## TASK REQUIREMENTS
Quote the entries that follow exactly, leaving none out.

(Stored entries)

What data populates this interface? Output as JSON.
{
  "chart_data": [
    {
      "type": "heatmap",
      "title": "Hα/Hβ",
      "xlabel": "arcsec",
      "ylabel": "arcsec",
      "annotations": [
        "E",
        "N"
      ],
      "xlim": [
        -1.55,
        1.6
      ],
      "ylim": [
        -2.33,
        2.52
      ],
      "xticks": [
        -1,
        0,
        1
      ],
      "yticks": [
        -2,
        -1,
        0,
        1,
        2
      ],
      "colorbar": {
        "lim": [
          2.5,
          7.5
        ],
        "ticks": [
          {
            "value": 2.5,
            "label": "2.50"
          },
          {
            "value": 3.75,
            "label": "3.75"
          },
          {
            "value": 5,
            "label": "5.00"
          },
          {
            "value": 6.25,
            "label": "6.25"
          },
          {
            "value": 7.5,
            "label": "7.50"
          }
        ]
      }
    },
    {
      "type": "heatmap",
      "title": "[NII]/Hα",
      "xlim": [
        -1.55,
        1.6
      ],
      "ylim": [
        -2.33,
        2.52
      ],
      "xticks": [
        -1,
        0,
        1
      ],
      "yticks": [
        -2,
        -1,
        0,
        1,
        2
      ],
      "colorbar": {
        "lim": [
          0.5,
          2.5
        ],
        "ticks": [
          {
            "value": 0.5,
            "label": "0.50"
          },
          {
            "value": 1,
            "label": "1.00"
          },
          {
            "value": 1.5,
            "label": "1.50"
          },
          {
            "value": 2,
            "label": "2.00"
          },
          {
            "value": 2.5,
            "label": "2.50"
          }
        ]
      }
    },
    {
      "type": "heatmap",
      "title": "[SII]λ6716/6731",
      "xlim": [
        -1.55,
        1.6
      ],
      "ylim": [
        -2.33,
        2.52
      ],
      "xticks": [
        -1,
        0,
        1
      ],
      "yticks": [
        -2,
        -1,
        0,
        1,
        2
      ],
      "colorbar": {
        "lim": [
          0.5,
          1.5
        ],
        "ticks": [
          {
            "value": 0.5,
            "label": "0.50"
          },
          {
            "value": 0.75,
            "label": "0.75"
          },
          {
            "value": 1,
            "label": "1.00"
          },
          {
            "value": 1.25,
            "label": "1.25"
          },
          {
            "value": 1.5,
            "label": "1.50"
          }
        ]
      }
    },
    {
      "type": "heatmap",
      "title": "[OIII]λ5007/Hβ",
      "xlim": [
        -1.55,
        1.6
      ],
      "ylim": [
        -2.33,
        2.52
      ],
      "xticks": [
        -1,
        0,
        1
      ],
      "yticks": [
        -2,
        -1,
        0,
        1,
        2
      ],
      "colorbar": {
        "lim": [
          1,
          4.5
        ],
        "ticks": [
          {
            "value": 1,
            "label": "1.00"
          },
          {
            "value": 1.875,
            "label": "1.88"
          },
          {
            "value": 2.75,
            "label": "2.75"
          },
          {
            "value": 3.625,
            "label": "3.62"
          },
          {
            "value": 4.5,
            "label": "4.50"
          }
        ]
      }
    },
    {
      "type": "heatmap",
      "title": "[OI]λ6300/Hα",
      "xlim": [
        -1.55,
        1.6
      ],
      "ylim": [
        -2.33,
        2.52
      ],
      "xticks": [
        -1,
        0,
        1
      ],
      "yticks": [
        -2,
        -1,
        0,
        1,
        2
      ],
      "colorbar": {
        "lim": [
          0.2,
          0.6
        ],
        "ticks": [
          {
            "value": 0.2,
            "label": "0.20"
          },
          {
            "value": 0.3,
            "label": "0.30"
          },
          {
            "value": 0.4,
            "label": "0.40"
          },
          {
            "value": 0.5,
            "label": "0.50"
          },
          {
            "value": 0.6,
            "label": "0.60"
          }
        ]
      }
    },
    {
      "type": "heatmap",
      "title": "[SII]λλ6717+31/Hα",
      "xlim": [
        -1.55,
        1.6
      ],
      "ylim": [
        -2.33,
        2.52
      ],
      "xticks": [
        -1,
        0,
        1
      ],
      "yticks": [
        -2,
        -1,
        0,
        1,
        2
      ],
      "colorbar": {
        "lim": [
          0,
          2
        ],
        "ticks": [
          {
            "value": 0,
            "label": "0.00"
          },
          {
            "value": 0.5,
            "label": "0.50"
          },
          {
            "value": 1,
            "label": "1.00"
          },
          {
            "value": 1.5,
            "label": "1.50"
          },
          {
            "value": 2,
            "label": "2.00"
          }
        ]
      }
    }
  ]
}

## ANSWER TO THIS EXERCISE
What data populates this interface? Output as JSON.
{
  "chart_data": [
    {
      "type": "heatmap",
      "title": "Hα/Hβ",
      "xlabel": "arcsec",
      "ylabel": "arcsec",
      "annotations": [
        "E",
        "N"
      ],
      "xlim": [
        -1.55,
        1.6
      ],
      "ylim": [
        -2.33,
        2.52
      ],
      "xticks": [
        -1,
        0,
        1
      ],
      "yticks": [
        -2,
        -1,
        0,
        1,
        2
      ],
      "colorbar": {
        "lim": [
          2.5,
          7.5
        ],
        "ticks": [
          {
            "value": 2.5,
            "label": "2.50"
          },
          {
            "value": 3.75,
            "label": "3.75"
          },
          {
            "value": 5,
            "label": "5.00"
          },
          {
            "value": 6.25,
            "label": "6.25"
          },
          {
            "value": 7.5,
            "label": "7.50"
          }
        ]
      }
    },
    {
      "type": "heatmap",
      "title": "[NII]/Hα",
      "xlim": [
        -1.55,
        1.6
      ],
      "ylim": [
        -2.33,
        2.52
      ],
      "xticks": [
        -1,
        0,
        1
      ],
      "yticks": [
        -2,
        -1,
        0,
        1,
        2
      ],
      "colorbar": {
        "lim": [
          0.5,
          2.5
        ],
        "ticks": [
          {
            "value": 0.5,
            "label": "0.50"
          },
          {
            "value": 1,
            "label": "1.00"
          },
          {
            "value": 1.5,
            "label": "1.50"
          },
          {
            "value": 2,
            "label": "2.00"
          },
          {
            "value": 2.5,
            "label": "2.50"
          }
        ]
      }
    },
    {
      "type": "heatmap",
      "title": "[SII]λ6716/6731",
      "xlim": [
        -1.55,
        1.6
      ],
      "ylim": [
        -2.33,
        2.52
      ],
      "xticks": [
        -1,
        0,
        1
      ],
      "yticks": [
        -2,
        -1,
        0,
        1,
        2
      ],
      "colorbar": {
        "lim": [
          0.5,
          1.5
        ],
        "ticks": [
          {
            "value": 0.5,
            "label": "0.50"
          },
          {
            "value": 0.75,
            "label": "0.75"
          },
          {
            "value": 1,
            "label": "1.00"
          },
          {
            "value": 1.25,
            "label": "1.25"
          },
          {
            "value": 1.5,
            "label": "1.50"
          }
        ]
      }
    },
    {
      "type": "heatmap",
      "title": "[OIII]λ5007/Hβ",
      "xlim": [
        -1.55,
        1.6
      ],
      "ylim": [
        -2.33,
        2.52
      ],
      "xticks": [
        -1,
        0,
        1
      ],
      "yticks": [
        -2,
        -1,
        0,
        1,
        2
      ],
      "colorbar": {
        "lim": [
          1,
          4.5
        ],
        "ticks": [
          {
            "value": 1,
            "label": "1.00"
          },
          {
            "value": 1.875,
            "label": "1.88"
          },
          {
            "value": 2.75,
            "label": "2.75"
          },
          {
            "value": 3.625,
            "label": "3.62"
          },
          {
            "value": 4.5,
            "label": "4.50"
          }
        ]
      }
    },
    {
      "type": "heatmap",
      "title": "[OI]λ6300/Hα",
      "xlim": [
        -1.55,
        1.6
      ],
      "ylim": [
        -2.33,
        2.52
      ],
      "xticks": [
        -1,
        0,
        1
      ],
      "yticks": [
        -2,
        -1,
        0,
        1,
        2
      ],
      "colorbar": {
        "lim": [
          0.2,
          0.6
        ],
        "ticks": [
          {
            "value": 0.2,
            "label": "0.20"
          },
          {
            "value": 0.3,
            "label": "0.30"
          },
          {
            "value": 0.4,
            "label": "0.40"
          },
          {
            "value": 0.5,
            "label": "0.50"
          },
          {
            "value": 0.6,
            "label": "0.60"
          }
        ]
      }
    },
    {
      "type": "heatmap",
      "title": "[SII]λλ6717+31/Hα",
      "xlim": [
        -1.55,
        1.6
      ],
      "ylim": [
        -2.33,
        2.52
      ],
      "xticks": [
        -1,
        0,
        1
      ],
      "yticks": [
        -2,
        -1,
        0,
        1,
        2
      ],
      "colorbar": {
        "lim": [
          0,
          2
        ],
        "ticks": [
          {
            "value": 0,
            "label": "0.00"
          },
          {
            "value": 0.5,
            "label": "0.50"
          },
          {
            "value": 1,
            "label": "1.00"
          },
          {
            "value": 1.5,
            "label": "1.50"
          },
          {
            "value": 2,
            "label": "2.00"
          }
        ]
      }
    }
  ]
}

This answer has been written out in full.